***** TASK MATERIAL

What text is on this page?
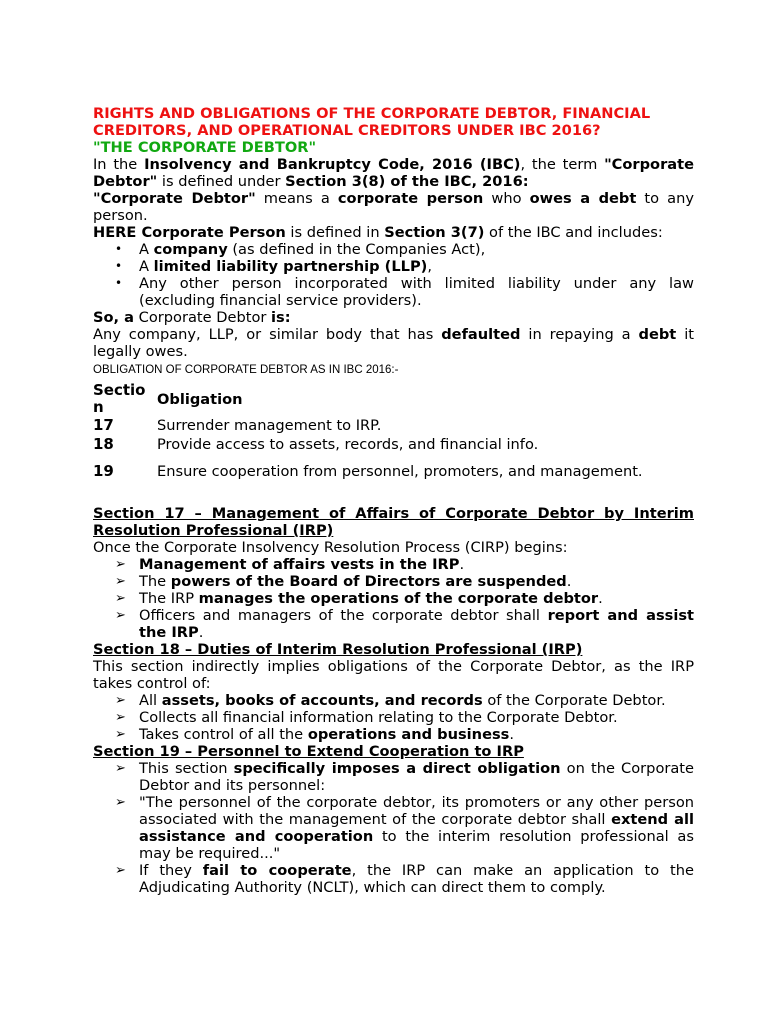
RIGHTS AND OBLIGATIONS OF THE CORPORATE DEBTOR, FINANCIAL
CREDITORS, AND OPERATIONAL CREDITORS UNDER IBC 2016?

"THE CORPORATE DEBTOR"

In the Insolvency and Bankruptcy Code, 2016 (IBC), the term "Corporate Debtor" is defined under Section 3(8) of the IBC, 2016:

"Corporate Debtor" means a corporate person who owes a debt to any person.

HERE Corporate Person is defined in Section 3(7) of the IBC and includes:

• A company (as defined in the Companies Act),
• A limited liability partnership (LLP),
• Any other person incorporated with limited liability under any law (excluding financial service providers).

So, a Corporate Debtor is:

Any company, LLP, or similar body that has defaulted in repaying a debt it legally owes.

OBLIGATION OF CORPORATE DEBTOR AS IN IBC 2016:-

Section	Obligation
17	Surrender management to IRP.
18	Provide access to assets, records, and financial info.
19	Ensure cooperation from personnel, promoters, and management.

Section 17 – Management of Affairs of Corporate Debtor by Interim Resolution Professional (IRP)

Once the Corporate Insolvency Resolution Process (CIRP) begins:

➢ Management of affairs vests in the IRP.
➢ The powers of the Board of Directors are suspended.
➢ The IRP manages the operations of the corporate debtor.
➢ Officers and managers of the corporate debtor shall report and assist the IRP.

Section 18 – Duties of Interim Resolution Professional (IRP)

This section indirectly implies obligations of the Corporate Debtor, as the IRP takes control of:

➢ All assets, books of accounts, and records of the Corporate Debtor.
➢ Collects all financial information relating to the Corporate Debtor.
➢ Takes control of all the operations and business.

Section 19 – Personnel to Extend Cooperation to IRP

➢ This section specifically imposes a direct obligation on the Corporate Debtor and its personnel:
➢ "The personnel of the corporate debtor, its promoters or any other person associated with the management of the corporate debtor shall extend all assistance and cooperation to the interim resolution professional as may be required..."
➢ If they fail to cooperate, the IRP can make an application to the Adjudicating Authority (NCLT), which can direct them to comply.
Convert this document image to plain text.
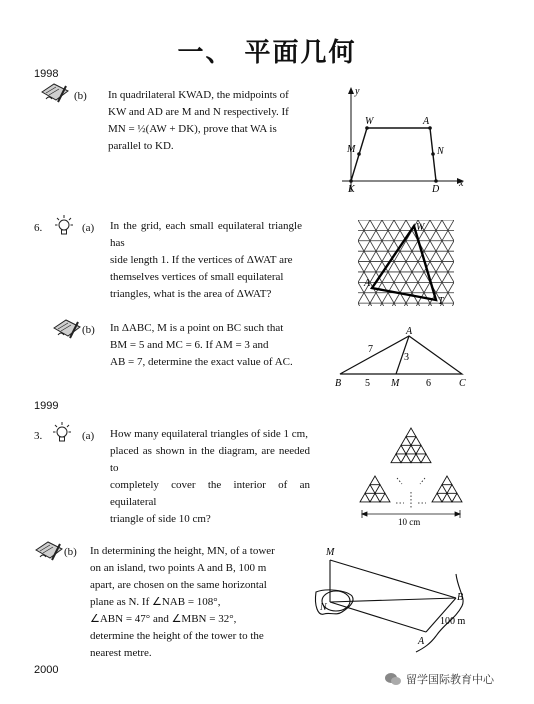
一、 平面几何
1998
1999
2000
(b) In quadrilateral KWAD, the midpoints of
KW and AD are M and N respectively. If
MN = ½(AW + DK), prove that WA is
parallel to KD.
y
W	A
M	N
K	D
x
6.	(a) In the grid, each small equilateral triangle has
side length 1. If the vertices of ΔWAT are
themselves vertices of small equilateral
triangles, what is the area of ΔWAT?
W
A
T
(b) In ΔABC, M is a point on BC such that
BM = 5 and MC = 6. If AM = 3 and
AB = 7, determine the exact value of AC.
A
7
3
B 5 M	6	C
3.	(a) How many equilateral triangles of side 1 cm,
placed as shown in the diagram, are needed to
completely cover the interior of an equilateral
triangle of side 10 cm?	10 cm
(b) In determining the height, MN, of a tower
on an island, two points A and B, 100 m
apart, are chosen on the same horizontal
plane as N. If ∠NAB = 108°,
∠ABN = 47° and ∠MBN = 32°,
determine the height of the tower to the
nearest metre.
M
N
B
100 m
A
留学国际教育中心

**********

All of the material above needs to be restated exactly, with no pictures.

What text is on this page?
RIGHTS AND OBLIGATIONS OF THE CORPORATE DEBTOR, FINANCIAL
CREDITORS, AND OPERATIONAL CREDITORS UNDER IBC 2016?

"THE CORPORATE DEBTOR"

In the Insolvency and Bankruptcy Code, 2016 (IBC), the term "Corporate Debtor" is defined under Section 3(8) of the IBC, 2016:

"Corporate Debtor" means a corporate person who owes a debt to any person.

HERE Corporate Person is defined in Section 3(7) of the IBC and includes:

• A company (as defined in the Companies Act),
• A limited liability partnership (LLP),
• Any other person incorporated with limited liability under any law (excluding financial service providers).

So, a Corporate Debtor is:

Any company, LLP, or similar body that has defaulted in repaying a debt it legally owes.

OBLIGATION OF CORPORATE DEBTOR AS IN IBC 2016:-

Section	Obligation
17	Surrender management to IRP.
18	Provide access to assets, records, and financial info.
19	Ensure cooperation from personnel, promoters, and management.

Section 17 – Management of Affairs of Corporate Debtor by Interim Resolution Professional (IRP)

Once the Corporate Insolvency Resolution Process (CIRP) begins:

➢ Management of affairs vests in the IRP.
➢ The powers of the Board of Directors are suspended.
➢ The IRP manages the operations of the corporate debtor.
➢ Officers and managers of the corporate debtor shall report and assist the IRP.

Section 18 – Duties of Interim Resolution Professional (IRP)

This section indirectly implies obligations of the Corporate Debtor, as the IRP takes control of:

➢ All assets, books of accounts, and records of the Corporate Debtor.
➢ Collects all financial information relating to the Corporate Debtor.
➢ Takes control of all the operations and business.

Section 19 – Personnel to Extend Cooperation to IRP

➢ This section specifically imposes a direct obligation on the Corporate Debtor and its personnel:
➢ "The personnel of the corporate debtor, its promoters or any other person associated with the management of the corporate debtor shall extend all assistance and cooperation to the interim resolution professional as may be required..."
➢ If they fail to cooperate, the IRP can make an application to the Adjudicating Authority (NCLT), which can direct them to comply.
Convert this document image to plain text.
一、 平面几何
1998
1999
2000
(b) In quadrilateral KWAD, the midpoints of
KW and AD are M and N respectively. If
MN = ½(AW + DK), prove that WA is
parallel to KD.
y
W	A
M	N
K	D
x
6.	(a) In the grid, each small equilateral triangle has
side length 1. If the vertices of ΔWAT are
themselves vertices of small equilateral
triangles, what is the area of ΔWAT?
W
A
T
(b) In ΔABC, M is a point on BC such that
BM = 5 and MC = 6. If AM = 3 and
AB = 7, determine the exact value of AC.
A
7
3
B 5 M	6	C
3.	(a) How many equilateral triangles of side 1 cm,
placed as shown in the diagram, are needed to
completely cover the interior of an equilateral
triangle of side 10 cm?	10 cm
(b) In determining the height, MN, of a tower
on an island, two points A and B, 100 m
apart, are chosen on the same horizontal
plane as N. If ∠NAB = 108°,
∠ABN = 47° and ∠MBN = 32°,
determine the height of the tower to the
nearest metre.
M
N
B
100 m
A
留学国际教育中心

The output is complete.